--- start of Records for the task ---

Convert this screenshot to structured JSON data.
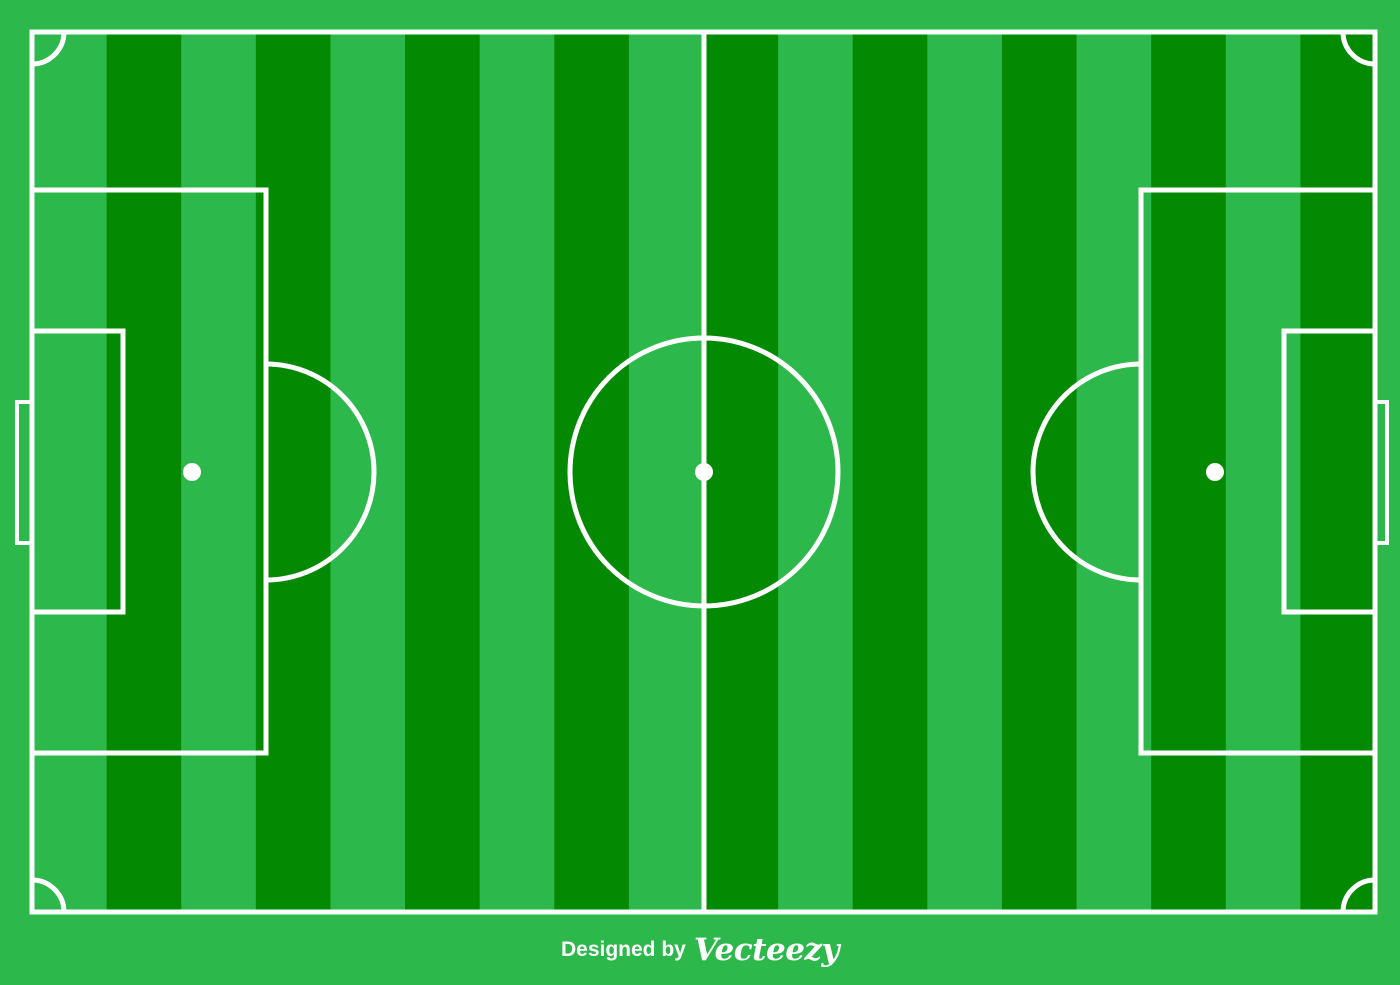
{
  "pitch": {
    "colors": {
      "background": "#2db84b",
      "stripe_light": "#2db84b",
      "stripe_dark": "#038a02",
      "lines": "#ffffff"
    },
    "stripe_count": 18
  },
  "credit": {
    "prefix": "Designed by",
    "brand": "Vecteezy"
  }
}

--- end of Records for the task ---

## What you need to do
All the lines above are to be given again exactly as they read, with the pictures removed.

## Final answer
Convert this screenshot to structured JSON data.
{
  "pitch": {
    "colors": {
      "background": "#2db84b",
      "stripe_light": "#2db84b",
      "stripe_dark": "#038a02",
      "lines": "#ffffff"
    },
    "stripe_count": 18
  },
  "credit": {
    "prefix": "Designed by",
    "brand": "Vecteezy"
  }
}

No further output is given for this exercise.